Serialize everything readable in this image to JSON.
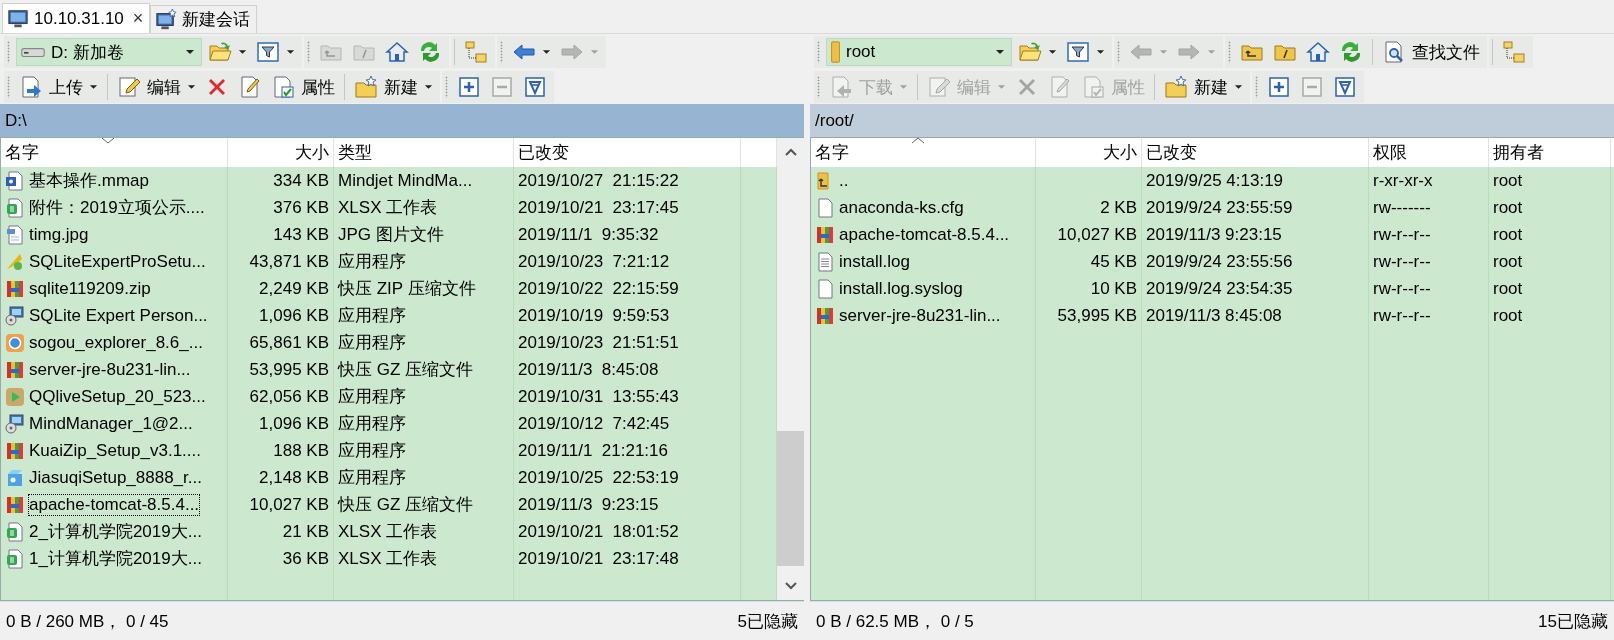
{
  "tabs": [
    {
      "label": "10.10.31.10",
      "kind": "session",
      "selected": true,
      "close": "×"
    },
    {
      "label": "新建会话",
      "kind": "new",
      "selected": false
    }
  ],
  "panes": [
    {
      "active": true,
      "scrollbar": true,
      "path": "D:\\",
      "toolbars": [
        [
          {
            "grip": true,
            "tools": [
              {
                "kind": "drive-box",
                "value": "D: 新加卷"
              },
              {
                "kind": "open",
                "dropdown": true,
                "disabled": false
              },
              {
                "kind": "filter",
                "dropdown": true,
                "disabled": false
              }
            ]
          },
          {
            "grip": true,
            "tools": [
              {
                "kind": "parent",
                "dropdown": false,
                "disabled": true
              },
              {
                "kind": "root",
                "dropdown": false,
                "disabled": true
              },
              {
                "kind": "home",
                "dropdown": false,
                "disabled": false
              },
              {
                "kind": "refresh",
                "dropdown": false,
                "disabled": false
              }
            ]
          },
          {
            "grip": false,
            "tools": [
              {
                "kind": "tree",
                "dropdown": false,
                "disabled": false
              }
            ]
          },
          {
            "grip": true,
            "tools": [
              {
                "kind": "back",
                "dropdown": true,
                "disabled": false
              },
              {
                "kind": "forward",
                "dropdown": true,
                "disabled": true
              }
            ]
          }
        ],
        [
          {
            "grip": true,
            "tools": [
              {
                "kind": "upload",
                "label": "上传",
                "dropdown": true,
                "disabled": false
              },
              {
                "kind": "separator"
              },
              {
                "kind": "edit",
                "label": "编辑",
                "dropdown": true,
                "disabled": false
              },
              {
                "kind": "delete",
                "dropdown": false,
                "disabled": false
              },
              {
                "kind": "rename",
                "dropdown": false,
                "disabled": false
              },
              {
                "kind": "properties",
                "label": "属性",
                "dropdown": false,
                "disabled": false
              },
              {
                "kind": "separator"
              },
              {
                "kind": "new",
                "label": "新建",
                "dropdown": true,
                "disabled": false
              }
            ]
          },
          {
            "grip": true,
            "tools": [
              {
                "kind": "select",
                "dropdown": false,
                "disabled": false
              },
              {
                "kind": "deselect",
                "dropdown": false,
                "disabled": true
              },
              {
                "kind": "filter-select",
                "dropdown": false,
                "disabled": false
              }
            ]
          }
        ]
      ],
      "columns": [
        {
          "label": "名字",
          "sorted": true,
          "descending": true
        },
        {
          "label": "大小",
          "sorted": false
        },
        {
          "label": "类型",
          "sorted": false
        },
        {
          "label": "已改变",
          "sorted": false
        }
      ],
      "rows": [
        {
          "kind": "mindmap",
          "focused": false,
          "cells": [
            "基本操作.mmap",
            "334 KB",
            "Mindjet MindMa...",
            "2019/10/27  21:15:22"
          ]
        },
        {
          "kind": "spreadsheet",
          "focused": false,
          "cells": [
            "附件：2019立项公示....",
            "376 KB",
            "XLSX 工作表",
            "2019/10/21  23:17:45"
          ]
        },
        {
          "kind": "image",
          "focused": false,
          "cells": [
            "timg.jpg",
            "143 KB",
            "JPG 图片文件",
            "2019/11/1  9:35:32"
          ]
        },
        {
          "kind": "program",
          "focused": false,
          "cells": [
            "SQLiteExpertProSetu...",
            "43,871 KB",
            "应用程序",
            "2019/10/23  7:21:12"
          ]
        },
        {
          "kind": "archive",
          "focused": false,
          "cells": [
            "sqlite119209.zip",
            "2,249 KB",
            "快压 ZIP 压缩文件",
            "2019/10/22  22:15:59"
          ]
        },
        {
          "kind": "installer",
          "focused": false,
          "cells": [
            "SQLite Expert Person...",
            "1,096 KB",
            "应用程序",
            "2019/10/19  9:59:53"
          ]
        },
        {
          "kind": "browser",
          "focused": false,
          "cells": [
            "sogou_explorer_8.6_...",
            "65,861 KB",
            "应用程序",
            "2019/10/23  21:51:51"
          ]
        },
        {
          "kind": "archive",
          "focused": false,
          "cells": [
            "server-jre-8u231-lin...",
            "53,995 KB",
            "快压 GZ 压缩文件",
            "2019/11/3  8:45:08"
          ]
        },
        {
          "kind": "player",
          "focused": false,
          "cells": [
            "QQliveSetup_20_523...",
            "62,056 KB",
            "应用程序",
            "2019/10/31  13:55:43"
          ]
        },
        {
          "kind": "installer",
          "focused": false,
          "cells": [
            "MindManager_1@2...",
            "1,096 KB",
            "应用程序",
            "2019/10/12  7:42:45"
          ]
        },
        {
          "kind": "archive",
          "focused": false,
          "cells": [
            "KuaiZip_Setup_v3.1....",
            "188 KB",
            "应用程序",
            "2019/11/1  21:21:16"
          ]
        },
        {
          "kind": "package",
          "focused": false,
          "cells": [
            "JiasuqiSetup_8888_r...",
            "2,148 KB",
            "应用程序",
            "2019/10/25  22:53:19"
          ]
        },
        {
          "kind": "archive",
          "focused": true,
          "cells": [
            "apache-tomcat-8.5.4...",
            "10,027 KB",
            "快压 GZ 压缩文件",
            "2019/11/3  9:23:15"
          ]
        },
        {
          "kind": "spreadsheet",
          "focused": false,
          "cells": [
            "2_计算机学院2019大...",
            "21 KB",
            "XLSX 工作表",
            "2019/10/21  18:01:52"
          ]
        },
        {
          "kind": "spreadsheet",
          "focused": false,
          "cells": [
            "1_计算机学院2019大...",
            "36 KB",
            "XLSX 工作表",
            "2019/10/21  23:17:48"
          ]
        }
      ],
      "status": {
        "selection": "0 B / 260 MB， 0 / 45",
        "hidden": "5已隐藏"
      }
    },
    {
      "active": false,
      "scrollbar": false,
      "path": "/root/",
      "toolbars": [
        [
          {
            "grip": true,
            "tools": [
              {
                "kind": "folder-box",
                "value": "root"
              },
              {
                "kind": "open",
                "dropdown": true,
                "disabled": false
              },
              {
                "kind": "filter",
                "dropdown": true,
                "disabled": false
              }
            ]
          },
          {
            "grip": true,
            "tools": [
              {
                "kind": "back",
                "dropdown": true,
                "disabled": true
              },
              {
                "kind": "forward",
                "dropdown": true,
                "disabled": true
              }
            ]
          },
          {
            "grip": true,
            "tools": [
              {
                "kind": "parent",
                "dropdown": false,
                "disabled": false
              },
              {
                "kind": "root",
                "dropdown": false,
                "disabled": false
              },
              {
                "kind": "home",
                "dropdown": false,
                "disabled": false
              },
              {
                "kind": "refresh",
                "dropdown": false,
                "disabled": false
              },
              {
                "kind": "separator"
              },
              {
                "kind": "find",
                "label": "查找文件",
                "dropdown": false,
                "disabled": false
              }
            ]
          },
          {
            "grip": false,
            "tools": [
              {
                "kind": "tree",
                "dropdown": false,
                "disabled": false
              }
            ]
          }
        ],
        [
          {
            "grip": true,
            "tools": [
              {
                "kind": "download",
                "label": "下载",
                "dropdown": true,
                "disabled": true
              },
              {
                "kind": "separator"
              },
              {
                "kind": "edit",
                "label": "编辑",
                "dropdown": true,
                "disabled": true
              },
              {
                "kind": "delete",
                "dropdown": false,
                "disabled": true
              },
              {
                "kind": "rename",
                "dropdown": false,
                "disabled": true
              },
              {
                "kind": "properties",
                "label": "属性",
                "dropdown": false,
                "disabled": true
              },
              {
                "kind": "separator"
              },
              {
                "kind": "new",
                "label": "新建",
                "dropdown": true,
                "disabled": false
              }
            ]
          },
          {
            "grip": true,
            "tools": [
              {
                "kind": "select",
                "dropdown": false,
                "disabled": false
              },
              {
                "kind": "deselect",
                "dropdown": false,
                "disabled": true
              },
              {
                "kind": "filter-select",
                "dropdown": false,
                "disabled": false
              }
            ]
          }
        ]
      ],
      "columns": [
        {
          "label": "名字",
          "sorted": true,
          "descending": false
        },
        {
          "label": "大小",
          "sorted": false
        },
        {
          "label": "已改变",
          "sorted": false
        },
        {
          "label": "权限",
          "sorted": false
        },
        {
          "label": "拥有者",
          "sorted": false
        }
      ],
      "rows": [
        {
          "kind": "parent",
          "focused": false,
          "cells": [
            "..",
            null,
            "2019/9/25 4:13:19",
            "r-xr-xr-x",
            "root"
          ]
        },
        {
          "kind": "file",
          "focused": false,
          "cells": [
            "anaconda-ks.cfg",
            "2 KB",
            "2019/9/24 23:55:59",
            "rw-------",
            "root"
          ]
        },
        {
          "kind": "archive",
          "focused": false,
          "cells": [
            "apache-tomcat-8.5.4...",
            "10,027 KB",
            "2019/11/3 9:23:15",
            "rw-r--r--",
            "root"
          ]
        },
        {
          "kind": "text",
          "focused": false,
          "cells": [
            "install.log",
            "45 KB",
            "2019/9/24 23:55:56",
            "rw-r--r--",
            "root"
          ]
        },
        {
          "kind": "file",
          "focused": false,
          "cells": [
            "install.log.syslog",
            "10 KB",
            "2019/9/24 23:54:35",
            "rw-r--r--",
            "root"
          ]
        },
        {
          "kind": "archive",
          "focused": false,
          "cells": [
            "server-jre-8u231-lin...",
            "53,995 KB",
            "2019/11/3 8:45:08",
            "rw-r--r--",
            "root"
          ]
        }
      ],
      "status": {
        "selection": "0 B / 62.5 MB， 0 / 5",
        "hidden": "15已隐藏"
      }
    }
  ]
}
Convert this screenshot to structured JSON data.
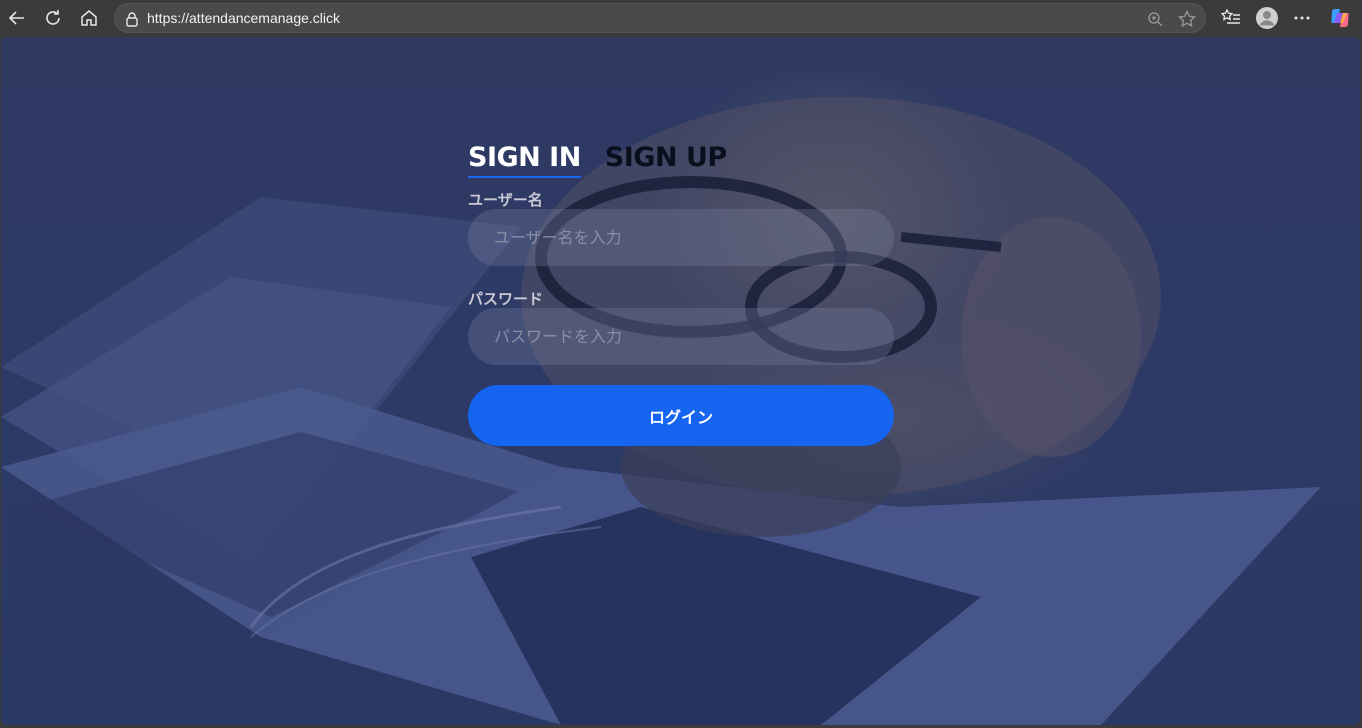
{
  "browser": {
    "url": "https://attendancemanage.click"
  },
  "auth": {
    "tabs": [
      {
        "label": "SIGN IN",
        "active": true
      },
      {
        "label": "SIGN UP",
        "active": false
      }
    ],
    "username": {
      "label": "ユーザー名",
      "placeholder": "ユーザー名を入力",
      "value": ""
    },
    "password": {
      "label": "パスワード",
      "placeholder": "パスワードを入力",
      "value": ""
    },
    "submit_label": "ログイン"
  },
  "colors": {
    "accent": "#1565f0",
    "overlay": "#2d3a66"
  }
}
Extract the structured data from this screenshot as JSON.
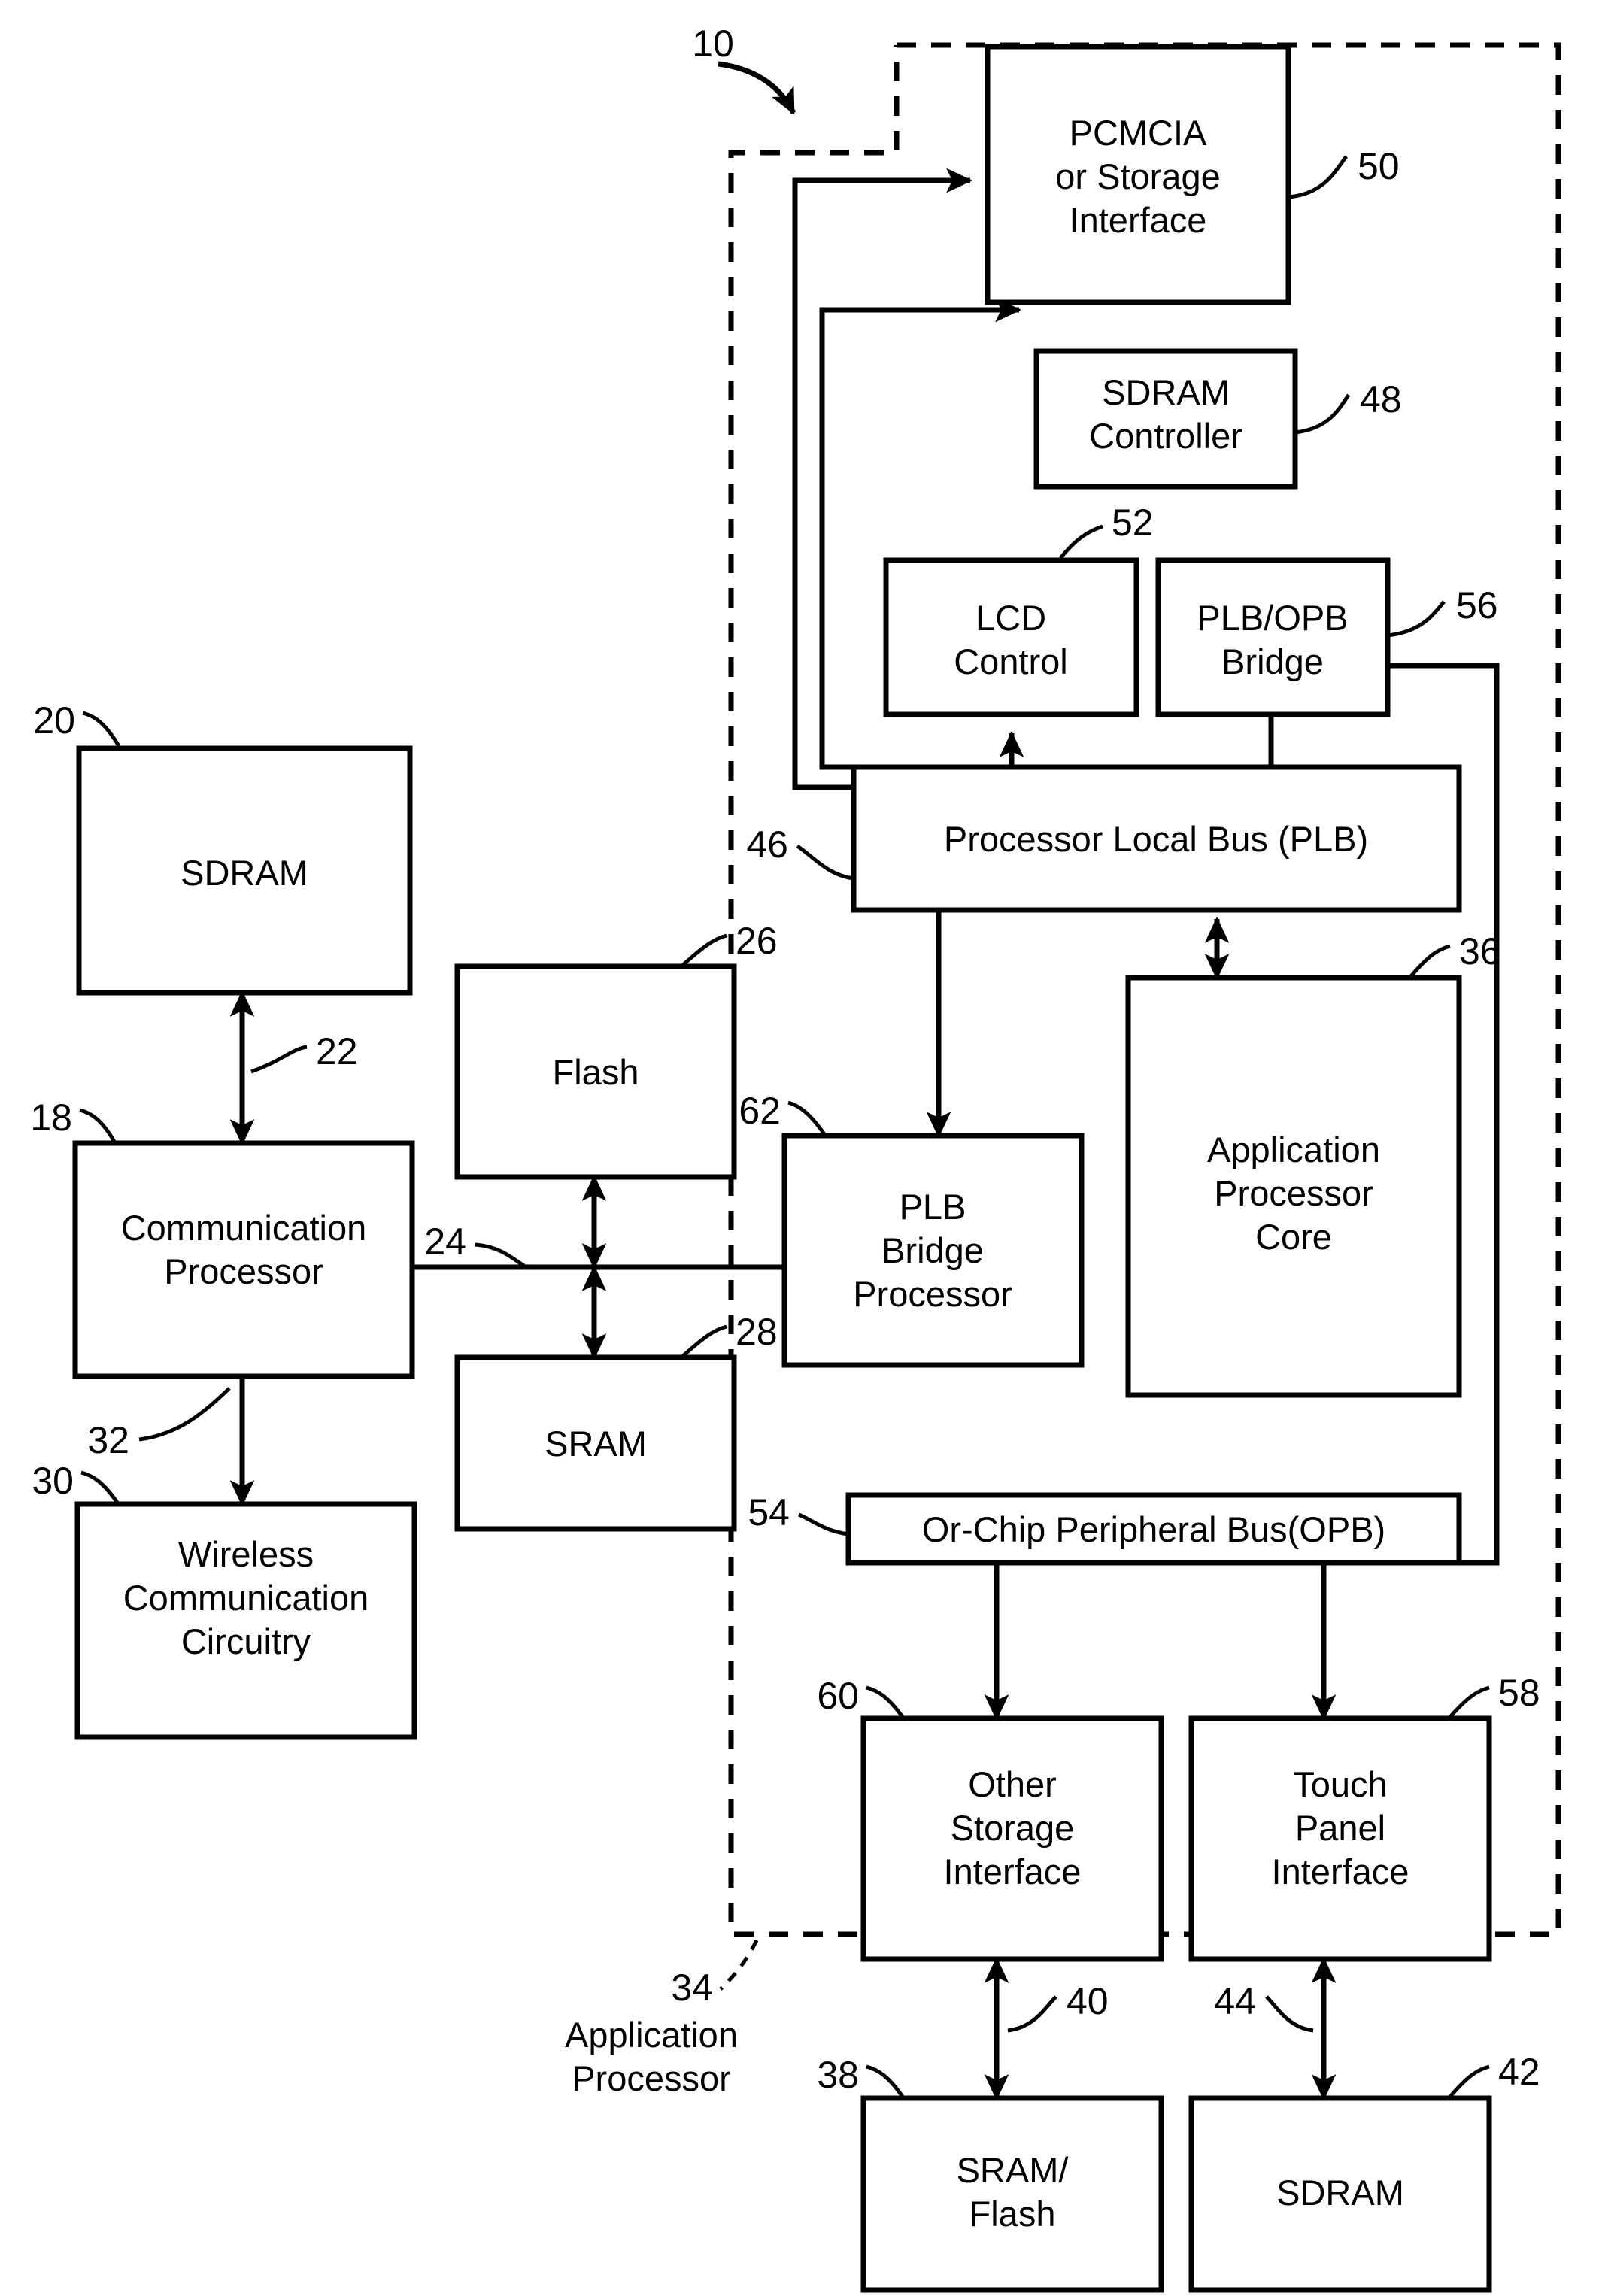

◆ ◆ ◆ ◆ ◆ ◆ ◆

• _WORK TO COMPLETE_
Copy, exactly and exclusively, the lines beginning with the one that contains "Convert this screenshot" and ending with the last line of the listing; pictures are to be omitted.

• _RESULT FOR THIS EXERCISE_
Convert this screenshot to structured JSON data.
{
  "browser": {
    "url": "https://attendancemanage.click"
  },
  "auth": {
    "tabs": [
      {
        "label": "SIGN IN",
        "active": true
      },
      {
        "label": "SIGN UP",
        "active": false
      }
    ],
    "username": {
      "label": "ユーザー名",
      "placeholder": "ユーザー名を入力",
      "value": ""
    },
    "password": {
      "label": "パスワード",
      "placeholder": "パスワードを入力",
      "value": ""
    },
    "submit_label": "ログイン"
  },
  "colors": {
    "accent": "#1565f0",
    "overlay": "#2d3a66"
  }
}
Extract the structured data from this screenshot as JSON.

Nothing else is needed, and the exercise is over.